Repeat every line below exactly, word for word.

######

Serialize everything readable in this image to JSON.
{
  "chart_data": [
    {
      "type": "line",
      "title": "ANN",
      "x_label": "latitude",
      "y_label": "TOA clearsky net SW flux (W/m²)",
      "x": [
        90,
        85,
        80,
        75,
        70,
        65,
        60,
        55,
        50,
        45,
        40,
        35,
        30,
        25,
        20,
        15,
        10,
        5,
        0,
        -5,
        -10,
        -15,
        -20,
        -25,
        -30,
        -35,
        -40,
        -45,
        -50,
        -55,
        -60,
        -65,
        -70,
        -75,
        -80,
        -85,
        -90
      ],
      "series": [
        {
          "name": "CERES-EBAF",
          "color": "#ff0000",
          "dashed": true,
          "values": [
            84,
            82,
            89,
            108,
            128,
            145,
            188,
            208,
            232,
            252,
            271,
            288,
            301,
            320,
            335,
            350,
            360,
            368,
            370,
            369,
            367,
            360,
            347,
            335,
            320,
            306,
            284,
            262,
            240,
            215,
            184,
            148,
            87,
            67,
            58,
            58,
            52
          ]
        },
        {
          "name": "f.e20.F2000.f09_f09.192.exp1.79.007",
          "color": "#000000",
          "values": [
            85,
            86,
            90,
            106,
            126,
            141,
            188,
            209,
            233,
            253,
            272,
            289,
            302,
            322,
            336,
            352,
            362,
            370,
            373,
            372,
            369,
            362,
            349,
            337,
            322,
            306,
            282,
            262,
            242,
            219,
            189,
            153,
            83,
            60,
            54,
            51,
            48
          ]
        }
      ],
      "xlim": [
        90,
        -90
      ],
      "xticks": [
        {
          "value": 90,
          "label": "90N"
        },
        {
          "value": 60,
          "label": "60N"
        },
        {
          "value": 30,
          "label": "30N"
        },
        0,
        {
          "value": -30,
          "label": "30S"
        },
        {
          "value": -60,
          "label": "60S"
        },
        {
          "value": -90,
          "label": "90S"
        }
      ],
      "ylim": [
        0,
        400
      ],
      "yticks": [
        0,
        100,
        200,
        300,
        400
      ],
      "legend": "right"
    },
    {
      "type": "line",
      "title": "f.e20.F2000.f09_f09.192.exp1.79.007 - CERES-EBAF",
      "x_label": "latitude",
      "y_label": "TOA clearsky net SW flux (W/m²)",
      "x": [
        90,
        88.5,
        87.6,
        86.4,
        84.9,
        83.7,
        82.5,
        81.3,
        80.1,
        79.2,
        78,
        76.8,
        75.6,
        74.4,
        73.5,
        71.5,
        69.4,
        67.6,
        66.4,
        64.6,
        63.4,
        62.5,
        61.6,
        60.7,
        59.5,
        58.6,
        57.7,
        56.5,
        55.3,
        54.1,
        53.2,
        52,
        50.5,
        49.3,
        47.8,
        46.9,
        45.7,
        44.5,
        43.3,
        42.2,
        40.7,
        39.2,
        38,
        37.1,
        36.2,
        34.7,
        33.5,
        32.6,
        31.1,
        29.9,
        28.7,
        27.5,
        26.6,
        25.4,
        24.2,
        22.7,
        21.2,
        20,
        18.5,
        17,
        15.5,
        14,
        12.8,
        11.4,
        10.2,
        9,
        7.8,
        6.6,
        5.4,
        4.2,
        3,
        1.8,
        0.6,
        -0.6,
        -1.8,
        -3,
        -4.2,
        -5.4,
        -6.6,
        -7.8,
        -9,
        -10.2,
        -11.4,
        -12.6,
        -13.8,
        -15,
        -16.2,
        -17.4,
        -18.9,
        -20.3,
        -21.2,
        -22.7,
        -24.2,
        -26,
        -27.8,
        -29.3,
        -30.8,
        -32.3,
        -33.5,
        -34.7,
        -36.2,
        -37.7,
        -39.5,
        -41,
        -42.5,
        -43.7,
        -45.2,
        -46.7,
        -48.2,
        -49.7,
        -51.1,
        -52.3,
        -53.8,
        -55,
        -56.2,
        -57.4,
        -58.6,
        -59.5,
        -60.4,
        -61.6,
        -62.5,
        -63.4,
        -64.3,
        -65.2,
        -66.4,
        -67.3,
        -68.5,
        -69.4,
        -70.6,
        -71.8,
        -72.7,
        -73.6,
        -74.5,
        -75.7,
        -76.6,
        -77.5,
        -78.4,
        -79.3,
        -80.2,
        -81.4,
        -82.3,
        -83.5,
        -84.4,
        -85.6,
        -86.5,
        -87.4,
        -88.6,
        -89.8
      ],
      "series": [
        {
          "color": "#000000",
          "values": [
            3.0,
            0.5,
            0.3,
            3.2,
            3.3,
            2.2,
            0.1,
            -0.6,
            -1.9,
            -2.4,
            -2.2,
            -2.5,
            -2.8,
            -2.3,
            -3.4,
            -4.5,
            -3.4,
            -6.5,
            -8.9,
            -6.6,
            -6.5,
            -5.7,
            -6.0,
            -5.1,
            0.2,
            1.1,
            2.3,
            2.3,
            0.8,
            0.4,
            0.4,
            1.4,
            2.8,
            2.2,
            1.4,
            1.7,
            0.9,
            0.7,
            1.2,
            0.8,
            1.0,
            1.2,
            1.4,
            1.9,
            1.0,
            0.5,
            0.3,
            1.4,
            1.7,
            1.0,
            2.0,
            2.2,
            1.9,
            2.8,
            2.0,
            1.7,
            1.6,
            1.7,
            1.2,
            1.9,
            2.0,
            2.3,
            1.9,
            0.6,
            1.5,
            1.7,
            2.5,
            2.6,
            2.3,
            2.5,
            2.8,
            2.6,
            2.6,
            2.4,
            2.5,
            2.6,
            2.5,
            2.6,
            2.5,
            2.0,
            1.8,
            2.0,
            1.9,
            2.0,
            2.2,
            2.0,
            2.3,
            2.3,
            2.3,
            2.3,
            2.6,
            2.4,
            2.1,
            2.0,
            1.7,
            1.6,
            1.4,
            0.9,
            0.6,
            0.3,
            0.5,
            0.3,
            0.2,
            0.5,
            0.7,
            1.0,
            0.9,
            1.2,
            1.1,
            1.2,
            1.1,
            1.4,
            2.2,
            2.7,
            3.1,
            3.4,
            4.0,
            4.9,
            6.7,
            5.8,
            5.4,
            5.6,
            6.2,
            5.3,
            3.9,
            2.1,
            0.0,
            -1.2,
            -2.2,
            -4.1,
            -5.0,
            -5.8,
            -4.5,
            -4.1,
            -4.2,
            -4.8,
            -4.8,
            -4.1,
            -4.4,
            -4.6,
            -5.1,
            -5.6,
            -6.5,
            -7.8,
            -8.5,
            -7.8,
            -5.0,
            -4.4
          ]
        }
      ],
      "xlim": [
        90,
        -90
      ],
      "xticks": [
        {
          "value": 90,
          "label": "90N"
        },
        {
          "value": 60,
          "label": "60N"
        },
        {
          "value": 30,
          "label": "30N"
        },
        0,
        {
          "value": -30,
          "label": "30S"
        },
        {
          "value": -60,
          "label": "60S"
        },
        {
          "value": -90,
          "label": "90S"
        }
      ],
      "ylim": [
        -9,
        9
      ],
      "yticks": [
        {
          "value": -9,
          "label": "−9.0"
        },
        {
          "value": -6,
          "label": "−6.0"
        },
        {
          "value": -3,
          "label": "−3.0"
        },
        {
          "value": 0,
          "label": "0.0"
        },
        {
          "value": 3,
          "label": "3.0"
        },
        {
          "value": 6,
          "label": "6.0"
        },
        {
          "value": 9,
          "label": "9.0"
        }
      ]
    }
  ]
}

######

▸ Solution to the exercise
Serialize everything readable in this image to JSON.
{
  "chart_data": [
    {
      "type": "line",
      "title": "ANN",
      "x_label": "latitude",
      "y_label": "TOA clearsky net SW flux (W/m²)",
      "x": [
        90,
        85,
        80,
        75,
        70,
        65,
        60,
        55,
        50,
        45,
        40,
        35,
        30,
        25,
        20,
        15,
        10,
        5,
        0,
        -5,
        -10,
        -15,
        -20,
        -25,
        -30,
        -35,
        -40,
        -45,
        -50,
        -55,
        -60,
        -65,
        -70,
        -75,
        -80,
        -85,
        -90
      ],
      "series": [
        {
          "name": "CERES-EBAF",
          "color": "#ff0000",
          "dashed": true,
          "values": [
            84,
            82,
            89,
            108,
            128,
            145,
            188,
            208,
            232,
            252,
            271,
            288,
            301,
            320,
            335,
            350,
            360,
            368,
            370,
            369,
            367,
            360,
            347,
            335,
            320,
            306,
            284,
            262,
            240,
            215,
            184,
            148,
            87,
            67,
            58,
            58,
            52
          ]
        },
        {
          "name": "f.e20.F2000.f09_f09.192.exp1.79.007",
          "color": "#000000",
          "values": [
            85,
            86,
            90,
            106,
            126,
            141,
            188,
            209,
            233,
            253,
            272,
            289,
            302,
            322,
            336,
            352,
            362,
            370,
            373,
            372,
            369,
            362,
            349,
            337,
            322,
            306,
            282,
            262,
            242,
            219,
            189,
            153,
            83,
            60,
            54,
            51,
            48
          ]
        }
      ],
      "xlim": [
        90,
        -90
      ],
      "xticks": [
        {
          "value": 90,
          "label": "90N"
        },
        {
          "value": 60,
          "label": "60N"
        },
        {
          "value": 30,
          "label": "30N"
        },
        0,
        {
          "value": -30,
          "label": "30S"
        },
        {
          "value": -60,
          "label": "60S"
        },
        {
          "value": -90,
          "label": "90S"
        }
      ],
      "ylim": [
        0,
        400
      ],
      "yticks": [
        0,
        100,
        200,
        300,
        400
      ],
      "legend": "right"
    },
    {
      "type": "line",
      "title": "f.e20.F2000.f09_f09.192.exp1.79.007 - CERES-EBAF",
      "x_label": "latitude",
      "y_label": "TOA clearsky net SW flux (W/m²)",
      "x": [
        90,
        88.5,
        87.6,
        86.4,
        84.9,
        83.7,
        82.5,
        81.3,
        80.1,
        79.2,
        78,
        76.8,
        75.6,
        74.4,
        73.5,
        71.5,
        69.4,
        67.6,
        66.4,
        64.6,
        63.4,
        62.5,
        61.6,
        60.7,
        59.5,
        58.6,
        57.7,
        56.5,
        55.3,
        54.1,
        53.2,
        52,
        50.5,
        49.3,
        47.8,
        46.9,
        45.7,
        44.5,
        43.3,
        42.2,
        40.7,
        39.2,
        38,
        37.1,
        36.2,
        34.7,
        33.5,
        32.6,
        31.1,
        29.9,
        28.7,
        27.5,
        26.6,
        25.4,
        24.2,
        22.7,
        21.2,
        20,
        18.5,
        17,
        15.5,
        14,
        12.8,
        11.4,
        10.2,
        9,
        7.8,
        6.6,
        5.4,
        4.2,
        3,
        1.8,
        0.6,
        -0.6,
        -1.8,
        -3,
        -4.2,
        -5.4,
        -6.6,
        -7.8,
        -9,
        -10.2,
        -11.4,
        -12.6,
        -13.8,
        -15,
        -16.2,
        -17.4,
        -18.9,
        -20.3,
        -21.2,
        -22.7,
        -24.2,
        -26,
        -27.8,
        -29.3,
        -30.8,
        -32.3,
        -33.5,
        -34.7,
        -36.2,
        -37.7,
        -39.5,
        -41,
        -42.5,
        -43.7,
        -45.2,
        -46.7,
        -48.2,
        -49.7,
        -51.1,
        -52.3,
        -53.8,
        -55,
        -56.2,
        -57.4,
        -58.6,
        -59.5,
        -60.4,
        -61.6,
        -62.5,
        -63.4,
        -64.3,
        -65.2,
        -66.4,
        -67.3,
        -68.5,
        -69.4,
        -70.6,
        -71.8,
        -72.7,
        -73.6,
        -74.5,
        -75.7,
        -76.6,
        -77.5,
        -78.4,
        -79.3,
        -80.2,
        -81.4,
        -82.3,
        -83.5,
        -84.4,
        -85.6,
        -86.5,
        -87.4,
        -88.6,
        -89.8
      ],
      "series": [
        {
          "color": "#000000",
          "values": [
            3.0,
            0.5,
            0.3,
            3.2,
            3.3,
            2.2,
            0.1,
            -0.6,
            -1.9,
            -2.4,
            -2.2,
            -2.5,
            -2.8,
            -2.3,
            -3.4,
            -4.5,
            -3.4,
            -6.5,
            -8.9,
            -6.6,
            -6.5,
            -5.7,
            -6.0,
            -5.1,
            0.2,
            1.1,
            2.3,
            2.3,
            0.8,
            0.4,
            0.4,
            1.4,
            2.8,
            2.2,
            1.4,
            1.7,
            0.9,
            0.7,
            1.2,
            0.8,
            1.0,
            1.2,
            1.4,
            1.9,
            1.0,
            0.5,
            0.3,
            1.4,
            1.7,
            1.0,
            2.0,
            2.2,
            1.9,
            2.8,
            2.0,
            1.7,
            1.6,
            1.7,
            1.2,
            1.9,
            2.0,
            2.3,
            1.9,
            0.6,
            1.5,
            1.7,
            2.5,
            2.6,
            2.3,
            2.5,
            2.8,
            2.6,
            2.6,
            2.4,
            2.5,
            2.6,
            2.5,
            2.6,
            2.5,
            2.0,
            1.8,
            2.0,
            1.9,
            2.0,
            2.2,
            2.0,
            2.3,
            2.3,
            2.3,
            2.3,
            2.6,
            2.4,
            2.1,
            2.0,
            1.7,
            1.6,
            1.4,
            0.9,
            0.6,
            0.3,
            0.5,
            0.3,
            0.2,
            0.5,
            0.7,
            1.0,
            0.9,
            1.2,
            1.1,
            1.2,
            1.1,
            1.4,
            2.2,
            2.7,
            3.1,
            3.4,
            4.0,
            4.9,
            6.7,
            5.8,
            5.4,
            5.6,
            6.2,
            5.3,
            3.9,
            2.1,
            0.0,
            -1.2,
            -2.2,
            -4.1,
            -5.0,
            -5.8,
            -4.5,
            -4.1,
            -4.2,
            -4.8,
            -4.8,
            -4.1,
            -4.4,
            -4.6,
            -5.1,
            -5.6,
            -6.5,
            -7.8,
            -8.5,
            -7.8,
            -5.0,
            -4.4
          ]
        }
      ],
      "xlim": [
        90,
        -90
      ],
      "xticks": [
        {
          "value": 90,
          "label": "90N"
        },
        {
          "value": 60,
          "label": "60N"
        },
        {
          "value": 30,
          "label": "30N"
        },
        0,
        {
          "value": -30,
          "label": "30S"
        },
        {
          "value": -60,
          "label": "60S"
        },
        {
          "value": -90,
          "label": "90S"
        }
      ],
      "ylim": [
        -9,
        9
      ],
      "yticks": [
        {
          "value": -9,
          "label": "−9.0"
        },
        {
          "value": -6,
          "label": "−6.0"
        },
        {
          "value": -3,
          "label": "−3.0"
        },
        {
          "value": 0,
          "label": "0.0"
        },
        {
          "value": 3,
          "label": "3.0"
        },
        {
          "value": 6,
          "label": "6.0"
        },
        {
          "value": 9,
          "label": "9.0"
        }
      ]
    }
  ]
}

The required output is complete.